▶ _Problem details_: Every line that contains the word "square" is to be copied from the listing.

▶ _Raw data_:

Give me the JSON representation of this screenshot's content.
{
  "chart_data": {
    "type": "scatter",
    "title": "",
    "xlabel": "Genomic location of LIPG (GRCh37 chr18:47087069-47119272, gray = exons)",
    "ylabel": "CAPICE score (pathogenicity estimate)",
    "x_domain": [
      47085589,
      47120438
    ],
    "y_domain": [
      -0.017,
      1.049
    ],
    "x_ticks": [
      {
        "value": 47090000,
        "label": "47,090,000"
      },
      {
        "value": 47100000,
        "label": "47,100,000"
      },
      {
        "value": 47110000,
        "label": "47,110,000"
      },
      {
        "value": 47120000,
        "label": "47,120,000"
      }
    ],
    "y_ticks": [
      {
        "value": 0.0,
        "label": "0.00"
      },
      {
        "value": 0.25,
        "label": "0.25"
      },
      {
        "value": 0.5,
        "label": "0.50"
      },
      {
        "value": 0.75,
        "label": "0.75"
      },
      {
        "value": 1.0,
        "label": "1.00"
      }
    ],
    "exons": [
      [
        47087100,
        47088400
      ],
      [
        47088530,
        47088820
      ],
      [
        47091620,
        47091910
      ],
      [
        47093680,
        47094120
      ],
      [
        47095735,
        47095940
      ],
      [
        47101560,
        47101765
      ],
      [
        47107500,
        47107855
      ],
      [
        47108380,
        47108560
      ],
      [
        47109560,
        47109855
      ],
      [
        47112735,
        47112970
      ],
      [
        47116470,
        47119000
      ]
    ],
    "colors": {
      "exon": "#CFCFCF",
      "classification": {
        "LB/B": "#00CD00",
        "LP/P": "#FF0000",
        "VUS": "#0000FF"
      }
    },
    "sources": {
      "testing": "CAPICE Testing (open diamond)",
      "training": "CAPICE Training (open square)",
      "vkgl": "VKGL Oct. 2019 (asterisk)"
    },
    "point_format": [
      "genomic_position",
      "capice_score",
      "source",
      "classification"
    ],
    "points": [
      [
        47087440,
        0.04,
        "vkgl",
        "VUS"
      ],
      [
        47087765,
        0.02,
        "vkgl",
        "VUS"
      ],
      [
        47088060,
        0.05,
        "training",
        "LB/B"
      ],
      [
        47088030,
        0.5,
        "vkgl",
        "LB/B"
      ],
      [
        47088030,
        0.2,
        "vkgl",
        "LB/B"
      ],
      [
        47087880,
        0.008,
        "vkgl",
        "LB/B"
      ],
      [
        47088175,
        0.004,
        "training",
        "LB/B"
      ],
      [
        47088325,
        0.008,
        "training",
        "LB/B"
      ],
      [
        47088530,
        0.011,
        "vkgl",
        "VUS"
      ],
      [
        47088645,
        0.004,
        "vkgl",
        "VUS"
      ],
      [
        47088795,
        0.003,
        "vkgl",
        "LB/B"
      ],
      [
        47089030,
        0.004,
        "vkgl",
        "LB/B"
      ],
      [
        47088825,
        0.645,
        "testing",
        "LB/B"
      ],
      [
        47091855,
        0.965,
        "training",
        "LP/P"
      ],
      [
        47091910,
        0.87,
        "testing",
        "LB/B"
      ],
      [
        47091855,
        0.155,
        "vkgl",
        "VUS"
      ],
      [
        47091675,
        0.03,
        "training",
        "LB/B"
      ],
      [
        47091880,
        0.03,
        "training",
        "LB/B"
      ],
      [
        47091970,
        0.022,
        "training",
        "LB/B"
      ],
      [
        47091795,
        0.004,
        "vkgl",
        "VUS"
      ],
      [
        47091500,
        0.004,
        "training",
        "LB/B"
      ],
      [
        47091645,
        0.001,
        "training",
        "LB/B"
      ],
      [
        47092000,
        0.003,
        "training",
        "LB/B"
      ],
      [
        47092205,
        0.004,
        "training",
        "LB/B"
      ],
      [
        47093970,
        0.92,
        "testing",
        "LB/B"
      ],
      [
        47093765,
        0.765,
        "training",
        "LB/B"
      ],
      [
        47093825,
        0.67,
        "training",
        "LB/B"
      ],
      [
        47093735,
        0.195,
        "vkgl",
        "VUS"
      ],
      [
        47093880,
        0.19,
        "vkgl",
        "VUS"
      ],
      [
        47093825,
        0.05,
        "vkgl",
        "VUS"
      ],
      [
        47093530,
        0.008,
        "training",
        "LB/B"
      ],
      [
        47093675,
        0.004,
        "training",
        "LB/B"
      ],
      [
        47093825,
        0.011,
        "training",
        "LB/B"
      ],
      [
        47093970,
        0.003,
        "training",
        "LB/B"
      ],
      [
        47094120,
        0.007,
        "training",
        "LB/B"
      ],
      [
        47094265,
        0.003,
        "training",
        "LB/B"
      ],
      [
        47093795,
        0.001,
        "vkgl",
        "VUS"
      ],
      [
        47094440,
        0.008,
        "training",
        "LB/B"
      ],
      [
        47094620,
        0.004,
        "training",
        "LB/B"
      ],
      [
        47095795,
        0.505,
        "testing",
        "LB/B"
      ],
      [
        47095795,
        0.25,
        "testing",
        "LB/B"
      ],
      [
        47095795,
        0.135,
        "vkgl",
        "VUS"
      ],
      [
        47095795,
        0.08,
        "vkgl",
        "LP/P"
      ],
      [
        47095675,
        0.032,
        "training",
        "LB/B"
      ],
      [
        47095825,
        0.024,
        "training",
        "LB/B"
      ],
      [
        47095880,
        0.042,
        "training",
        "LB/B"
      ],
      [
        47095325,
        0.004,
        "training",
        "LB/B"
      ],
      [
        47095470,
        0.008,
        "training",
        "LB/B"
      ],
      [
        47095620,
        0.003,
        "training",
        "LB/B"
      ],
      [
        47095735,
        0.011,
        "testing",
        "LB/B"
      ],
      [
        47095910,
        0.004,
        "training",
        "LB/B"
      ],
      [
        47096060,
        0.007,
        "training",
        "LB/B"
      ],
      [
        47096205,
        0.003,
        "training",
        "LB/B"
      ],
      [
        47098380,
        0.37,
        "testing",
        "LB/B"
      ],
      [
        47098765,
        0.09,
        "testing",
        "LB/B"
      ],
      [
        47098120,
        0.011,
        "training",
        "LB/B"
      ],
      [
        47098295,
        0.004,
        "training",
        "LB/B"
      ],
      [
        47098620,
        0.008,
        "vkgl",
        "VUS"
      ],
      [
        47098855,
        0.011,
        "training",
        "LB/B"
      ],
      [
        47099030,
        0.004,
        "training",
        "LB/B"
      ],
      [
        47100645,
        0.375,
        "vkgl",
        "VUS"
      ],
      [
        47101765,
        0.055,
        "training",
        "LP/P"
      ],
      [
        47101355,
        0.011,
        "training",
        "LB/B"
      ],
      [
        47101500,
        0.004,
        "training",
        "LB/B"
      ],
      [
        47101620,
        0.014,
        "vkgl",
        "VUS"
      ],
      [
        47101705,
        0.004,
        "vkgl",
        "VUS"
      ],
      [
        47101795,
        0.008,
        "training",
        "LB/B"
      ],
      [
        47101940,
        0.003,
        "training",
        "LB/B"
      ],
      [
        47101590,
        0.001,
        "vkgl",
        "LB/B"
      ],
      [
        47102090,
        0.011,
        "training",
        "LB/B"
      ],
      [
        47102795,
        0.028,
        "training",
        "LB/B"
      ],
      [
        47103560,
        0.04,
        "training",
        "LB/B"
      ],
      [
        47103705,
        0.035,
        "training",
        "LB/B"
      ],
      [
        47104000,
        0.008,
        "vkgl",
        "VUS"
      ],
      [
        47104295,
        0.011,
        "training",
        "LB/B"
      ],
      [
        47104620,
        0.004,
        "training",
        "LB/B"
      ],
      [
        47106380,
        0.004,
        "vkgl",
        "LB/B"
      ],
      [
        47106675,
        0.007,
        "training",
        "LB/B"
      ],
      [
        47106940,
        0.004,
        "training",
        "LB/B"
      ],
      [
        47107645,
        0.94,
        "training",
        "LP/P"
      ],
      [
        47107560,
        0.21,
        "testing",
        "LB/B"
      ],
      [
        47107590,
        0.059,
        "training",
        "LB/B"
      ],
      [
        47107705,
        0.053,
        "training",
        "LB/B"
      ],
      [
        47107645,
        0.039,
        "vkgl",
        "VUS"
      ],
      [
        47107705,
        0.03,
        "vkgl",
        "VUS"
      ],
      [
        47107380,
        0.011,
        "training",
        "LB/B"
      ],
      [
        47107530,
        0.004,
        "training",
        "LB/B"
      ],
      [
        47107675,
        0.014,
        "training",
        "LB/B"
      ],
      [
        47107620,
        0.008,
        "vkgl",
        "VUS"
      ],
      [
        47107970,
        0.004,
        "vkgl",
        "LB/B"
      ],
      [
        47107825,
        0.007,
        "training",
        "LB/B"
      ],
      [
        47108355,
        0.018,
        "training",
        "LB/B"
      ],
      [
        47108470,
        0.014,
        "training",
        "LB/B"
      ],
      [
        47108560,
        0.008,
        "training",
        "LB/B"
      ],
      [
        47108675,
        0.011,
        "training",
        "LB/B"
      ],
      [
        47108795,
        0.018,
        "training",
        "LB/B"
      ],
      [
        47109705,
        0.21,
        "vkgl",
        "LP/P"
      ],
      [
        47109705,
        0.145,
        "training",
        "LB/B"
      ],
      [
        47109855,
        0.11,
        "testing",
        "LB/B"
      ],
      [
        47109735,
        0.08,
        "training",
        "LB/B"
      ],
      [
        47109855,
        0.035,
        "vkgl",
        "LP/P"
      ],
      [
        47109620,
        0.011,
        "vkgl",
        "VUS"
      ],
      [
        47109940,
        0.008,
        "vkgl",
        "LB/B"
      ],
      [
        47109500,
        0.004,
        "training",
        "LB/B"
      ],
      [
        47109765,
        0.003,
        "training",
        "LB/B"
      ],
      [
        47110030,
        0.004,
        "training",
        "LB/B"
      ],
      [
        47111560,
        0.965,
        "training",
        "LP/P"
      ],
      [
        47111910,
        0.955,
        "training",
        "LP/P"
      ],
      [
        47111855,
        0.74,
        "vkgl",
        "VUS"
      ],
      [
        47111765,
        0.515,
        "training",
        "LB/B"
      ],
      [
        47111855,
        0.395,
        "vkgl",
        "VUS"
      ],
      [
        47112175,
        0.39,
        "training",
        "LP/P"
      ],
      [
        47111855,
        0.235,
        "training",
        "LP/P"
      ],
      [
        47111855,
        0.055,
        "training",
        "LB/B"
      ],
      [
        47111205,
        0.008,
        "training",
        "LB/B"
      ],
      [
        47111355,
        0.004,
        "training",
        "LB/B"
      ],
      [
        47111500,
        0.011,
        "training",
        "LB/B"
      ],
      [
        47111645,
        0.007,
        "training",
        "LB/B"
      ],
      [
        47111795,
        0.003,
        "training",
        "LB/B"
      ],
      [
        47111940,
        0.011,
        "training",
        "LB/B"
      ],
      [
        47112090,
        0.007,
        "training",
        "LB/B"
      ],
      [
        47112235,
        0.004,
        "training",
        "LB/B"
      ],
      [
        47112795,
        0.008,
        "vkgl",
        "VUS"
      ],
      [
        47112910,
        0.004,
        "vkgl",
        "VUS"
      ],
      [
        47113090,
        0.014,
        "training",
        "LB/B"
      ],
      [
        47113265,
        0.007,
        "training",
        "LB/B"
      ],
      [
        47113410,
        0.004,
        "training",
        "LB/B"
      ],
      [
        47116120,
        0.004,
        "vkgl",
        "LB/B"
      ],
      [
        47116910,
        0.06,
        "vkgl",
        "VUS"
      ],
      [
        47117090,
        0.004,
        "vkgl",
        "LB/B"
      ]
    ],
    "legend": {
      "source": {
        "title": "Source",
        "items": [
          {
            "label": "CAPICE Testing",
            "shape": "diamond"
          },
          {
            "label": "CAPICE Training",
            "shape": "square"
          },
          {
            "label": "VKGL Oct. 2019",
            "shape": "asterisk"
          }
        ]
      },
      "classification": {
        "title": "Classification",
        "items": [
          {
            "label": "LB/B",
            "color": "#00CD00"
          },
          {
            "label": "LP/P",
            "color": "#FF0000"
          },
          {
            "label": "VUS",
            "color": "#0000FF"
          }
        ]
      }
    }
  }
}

▶ _Problem solution_:
      "training": "CAPICE Training (open square)",
            "shape": "square"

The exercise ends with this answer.